● TEXTO DE ORIGEM
Nunca os EUA estiveram tão isolados na América Latina
"Hoje, o único aliado incondicional dos EUA é a Argentina de Javier Milei"
No seu auge, no século passado, os EUA tinham o controle sobre a América Latina, considerada seu pátio traseiro. Seja diretamente, pela presença de tropas, seja mediante governos impostos por golpes militares patrocinados pelos EUA. Seja pela presença econômica das suas grandes empresas multinacionais, além da propaganda que vendia a imagem maravilhosa do país.
A onipresença da imagem do modo de vida norte-americano (o “american way of life”) servia para projetar a maior economia do mundo, seus avanços tecnológicos e seu nível de vida, com toda a atração que isso exercia sobre as populações do continente.

● Itens armazenados do conjunto de dados
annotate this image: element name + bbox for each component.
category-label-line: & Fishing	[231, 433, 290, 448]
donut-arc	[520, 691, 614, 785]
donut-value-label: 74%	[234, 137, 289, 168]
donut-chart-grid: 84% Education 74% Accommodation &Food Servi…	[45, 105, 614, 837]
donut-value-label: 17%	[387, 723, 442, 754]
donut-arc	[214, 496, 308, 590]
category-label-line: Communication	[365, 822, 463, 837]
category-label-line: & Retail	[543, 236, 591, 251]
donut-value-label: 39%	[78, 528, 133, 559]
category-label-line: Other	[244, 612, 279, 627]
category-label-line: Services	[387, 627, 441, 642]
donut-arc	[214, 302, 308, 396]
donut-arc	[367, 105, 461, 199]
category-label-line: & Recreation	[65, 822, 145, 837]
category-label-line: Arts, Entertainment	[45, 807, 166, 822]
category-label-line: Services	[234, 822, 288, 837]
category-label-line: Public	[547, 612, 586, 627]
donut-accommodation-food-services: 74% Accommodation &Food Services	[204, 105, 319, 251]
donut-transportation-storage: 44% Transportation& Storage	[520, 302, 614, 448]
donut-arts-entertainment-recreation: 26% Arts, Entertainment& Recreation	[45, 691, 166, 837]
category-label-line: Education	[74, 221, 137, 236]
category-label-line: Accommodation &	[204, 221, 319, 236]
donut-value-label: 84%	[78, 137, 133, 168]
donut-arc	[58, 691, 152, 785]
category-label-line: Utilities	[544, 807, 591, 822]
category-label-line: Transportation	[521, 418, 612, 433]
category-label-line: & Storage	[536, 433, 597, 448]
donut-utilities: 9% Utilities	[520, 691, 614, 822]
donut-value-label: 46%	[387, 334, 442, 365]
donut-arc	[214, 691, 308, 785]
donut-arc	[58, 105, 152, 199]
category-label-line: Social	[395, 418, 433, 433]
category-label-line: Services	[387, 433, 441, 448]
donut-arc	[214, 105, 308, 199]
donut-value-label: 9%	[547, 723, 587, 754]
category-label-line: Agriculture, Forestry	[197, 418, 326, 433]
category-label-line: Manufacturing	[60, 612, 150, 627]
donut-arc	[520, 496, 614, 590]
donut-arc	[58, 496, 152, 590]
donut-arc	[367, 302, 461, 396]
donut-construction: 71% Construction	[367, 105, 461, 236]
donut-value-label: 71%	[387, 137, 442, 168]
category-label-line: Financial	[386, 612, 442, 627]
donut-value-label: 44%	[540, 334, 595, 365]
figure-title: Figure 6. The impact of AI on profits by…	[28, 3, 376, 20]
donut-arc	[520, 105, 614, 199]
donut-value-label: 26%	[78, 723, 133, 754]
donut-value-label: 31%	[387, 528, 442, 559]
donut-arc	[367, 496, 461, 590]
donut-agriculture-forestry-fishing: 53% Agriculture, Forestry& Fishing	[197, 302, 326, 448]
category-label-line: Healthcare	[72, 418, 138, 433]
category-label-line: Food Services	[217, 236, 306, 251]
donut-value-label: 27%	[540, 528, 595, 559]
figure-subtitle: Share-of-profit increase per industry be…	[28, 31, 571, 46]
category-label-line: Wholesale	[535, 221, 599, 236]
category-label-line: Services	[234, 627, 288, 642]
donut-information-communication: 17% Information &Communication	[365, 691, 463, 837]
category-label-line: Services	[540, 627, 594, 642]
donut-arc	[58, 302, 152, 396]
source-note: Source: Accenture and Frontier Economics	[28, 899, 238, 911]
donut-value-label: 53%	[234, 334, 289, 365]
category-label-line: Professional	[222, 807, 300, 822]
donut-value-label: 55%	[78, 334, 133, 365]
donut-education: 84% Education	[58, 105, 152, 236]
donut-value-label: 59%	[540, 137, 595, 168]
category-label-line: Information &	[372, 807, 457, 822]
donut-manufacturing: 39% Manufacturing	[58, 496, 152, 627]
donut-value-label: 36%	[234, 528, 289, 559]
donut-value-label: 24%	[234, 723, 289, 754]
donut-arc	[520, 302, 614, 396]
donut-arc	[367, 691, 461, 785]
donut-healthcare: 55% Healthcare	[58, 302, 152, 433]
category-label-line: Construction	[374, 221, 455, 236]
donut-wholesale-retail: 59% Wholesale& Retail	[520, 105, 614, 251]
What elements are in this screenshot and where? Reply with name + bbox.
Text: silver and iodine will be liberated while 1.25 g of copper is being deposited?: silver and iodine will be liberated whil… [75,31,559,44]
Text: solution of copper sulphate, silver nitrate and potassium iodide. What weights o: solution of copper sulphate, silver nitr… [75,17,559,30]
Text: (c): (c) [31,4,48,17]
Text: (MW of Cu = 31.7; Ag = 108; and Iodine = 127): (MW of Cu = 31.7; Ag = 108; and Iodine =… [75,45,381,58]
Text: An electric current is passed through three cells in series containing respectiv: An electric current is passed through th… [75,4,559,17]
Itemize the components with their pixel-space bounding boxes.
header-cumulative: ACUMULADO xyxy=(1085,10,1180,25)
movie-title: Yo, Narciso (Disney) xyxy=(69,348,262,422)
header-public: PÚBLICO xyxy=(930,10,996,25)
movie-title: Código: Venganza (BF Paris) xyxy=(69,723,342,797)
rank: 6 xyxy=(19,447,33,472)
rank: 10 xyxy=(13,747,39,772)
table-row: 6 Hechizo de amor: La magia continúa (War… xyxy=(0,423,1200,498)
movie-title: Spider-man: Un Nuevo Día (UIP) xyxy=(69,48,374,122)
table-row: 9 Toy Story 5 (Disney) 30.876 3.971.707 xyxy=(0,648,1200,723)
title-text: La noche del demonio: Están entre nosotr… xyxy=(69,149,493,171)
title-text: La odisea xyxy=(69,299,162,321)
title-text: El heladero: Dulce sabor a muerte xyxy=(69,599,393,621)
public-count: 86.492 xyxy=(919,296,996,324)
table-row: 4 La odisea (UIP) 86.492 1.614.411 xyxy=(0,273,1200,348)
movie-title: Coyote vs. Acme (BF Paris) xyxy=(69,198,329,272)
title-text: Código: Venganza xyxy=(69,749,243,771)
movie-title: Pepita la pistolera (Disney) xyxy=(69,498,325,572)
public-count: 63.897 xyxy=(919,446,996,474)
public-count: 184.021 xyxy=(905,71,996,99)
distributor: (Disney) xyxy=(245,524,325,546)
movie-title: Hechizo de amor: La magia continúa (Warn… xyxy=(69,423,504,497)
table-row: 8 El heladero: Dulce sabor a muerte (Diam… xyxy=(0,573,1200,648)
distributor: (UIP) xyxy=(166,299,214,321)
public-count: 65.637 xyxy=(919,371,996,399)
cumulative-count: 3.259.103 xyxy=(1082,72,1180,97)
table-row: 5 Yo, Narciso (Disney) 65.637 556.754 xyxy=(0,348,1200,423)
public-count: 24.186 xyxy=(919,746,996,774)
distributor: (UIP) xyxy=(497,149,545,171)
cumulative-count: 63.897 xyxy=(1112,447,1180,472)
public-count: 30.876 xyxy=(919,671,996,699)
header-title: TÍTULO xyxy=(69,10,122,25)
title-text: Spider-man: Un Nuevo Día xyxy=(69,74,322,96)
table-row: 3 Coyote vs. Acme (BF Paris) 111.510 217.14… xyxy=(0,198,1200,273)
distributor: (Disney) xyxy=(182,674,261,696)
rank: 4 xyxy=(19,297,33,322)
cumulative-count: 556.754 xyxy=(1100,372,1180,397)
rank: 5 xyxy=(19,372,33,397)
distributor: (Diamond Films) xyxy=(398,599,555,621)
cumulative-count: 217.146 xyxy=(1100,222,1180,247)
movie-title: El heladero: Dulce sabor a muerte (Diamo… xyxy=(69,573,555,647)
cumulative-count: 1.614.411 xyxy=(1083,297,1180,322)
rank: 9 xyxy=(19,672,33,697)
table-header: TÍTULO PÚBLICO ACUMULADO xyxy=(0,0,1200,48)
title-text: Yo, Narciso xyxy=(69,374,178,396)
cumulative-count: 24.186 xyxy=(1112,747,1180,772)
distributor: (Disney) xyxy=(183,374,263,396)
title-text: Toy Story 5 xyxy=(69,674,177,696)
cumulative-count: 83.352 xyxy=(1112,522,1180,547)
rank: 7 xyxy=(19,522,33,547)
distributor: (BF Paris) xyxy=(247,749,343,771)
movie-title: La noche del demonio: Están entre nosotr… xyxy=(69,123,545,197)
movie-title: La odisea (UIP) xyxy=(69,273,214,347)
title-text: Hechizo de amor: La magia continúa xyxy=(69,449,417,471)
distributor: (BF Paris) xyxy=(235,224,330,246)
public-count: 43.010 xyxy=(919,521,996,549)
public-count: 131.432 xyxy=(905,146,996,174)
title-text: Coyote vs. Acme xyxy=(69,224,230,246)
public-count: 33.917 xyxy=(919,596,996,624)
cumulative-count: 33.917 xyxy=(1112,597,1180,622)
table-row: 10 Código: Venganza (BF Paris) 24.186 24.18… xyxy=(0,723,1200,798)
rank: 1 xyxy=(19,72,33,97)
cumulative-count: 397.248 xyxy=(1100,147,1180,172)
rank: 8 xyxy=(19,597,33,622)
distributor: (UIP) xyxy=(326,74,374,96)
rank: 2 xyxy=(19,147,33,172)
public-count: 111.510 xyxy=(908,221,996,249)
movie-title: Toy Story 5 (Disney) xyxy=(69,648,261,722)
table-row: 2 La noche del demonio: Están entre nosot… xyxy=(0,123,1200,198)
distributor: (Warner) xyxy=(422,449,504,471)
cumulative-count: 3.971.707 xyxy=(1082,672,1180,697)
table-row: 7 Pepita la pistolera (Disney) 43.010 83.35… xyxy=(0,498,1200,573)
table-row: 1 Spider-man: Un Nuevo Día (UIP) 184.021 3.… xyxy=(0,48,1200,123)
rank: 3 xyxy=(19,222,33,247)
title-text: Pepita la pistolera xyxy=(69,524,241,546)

● ATIVIDADE 1
Reproduza do texto sobre os EUA na América Latina a passagem que vai de "Nunca os EUA" até "populações do continente.", inclusive.
● ATIVIDADE 2
De acordo com o texto sobre os EUA na América Latina, qual é hoje o único aliado incondicional dos EUA?
● ATIVIDADE 3
Dê prosseguimento ao texto sobre os EUA na América Latina a partir do ponto em que ele termina.
Os registros não têm nenhum papel nesta atividade.

● RESPOSTA FINAL 1
Nunca os EUA estiveram tão isolados na América Latina
"Hoje, o único aliado incondicional dos EUA é a Argentina de Javier Milei"
No seu auge, no século passado, os EUA tinham o controle sobre a América Latina, considerada seu pátio traseiro. Seja diretamente, pela presença de tropas, seja mediante governos impostos por golpes militares patrocinados pelos EUA. Seja pela presença econômica das suas grandes empresas multinacionais, além da propaganda que vendia a imagem maravilhosa do país.
A onipresença da imagem do modo de vida norte-americano (o “american way of life”) servia para projetar a maior economia do mundo, seus avanços tecnológicos e seu nível de vida, com toda a atração que isso exercia sobre as populações do continente.

● RESPOSTA FINAL 2
A Argentina de Javier Milei.

● RESPOSTA FINAL 3
Os EUA exerciam seu domínio sobre a América Latina mediante esses mecanismos e sua relação com alguns países em particular. Em primeiro lugar, com o México – “tão longe de Deus e tão perto dos EUA” – que paga um preço caro pelas fronteiras que tem com o gigante do norte, pela fuga de milhões de mexicanos que tentam viver, mesmo que de forma clandestina, e enviar recursos para suas famílias, fazendo dessa fronteira também a passagem de gente da América do Sul e da América Central.
A presença das grandes empresas multinacionais passou a ser o eixo da economia dos países do continente, tornando-se hegemônicas nessas economias. Elas traziam as inovações tecnológicas – de geladeiras a liquidificadores – e representavam o que de mais avançado havia no mundo.
Papel específico tiveram as indústrias automobilísticas nos países mais avançados economicamente, como o México, a Argentina e o Brasil. Ford, Chevrolet e outras companhias passaram a ser o eixo mais desenvolvido das economias desses países.
Além disso, trouxeram uma forma específica do modo de vida norte-americano: o carro. Com a sensação de liberdade que as pessoas sentiam ao poder dirigir-se para onde bem entendessem, no momento que quisessem, como uma das expressões da liberdade individual, desvinculada dos que precisavam se valer do transporte coletivo.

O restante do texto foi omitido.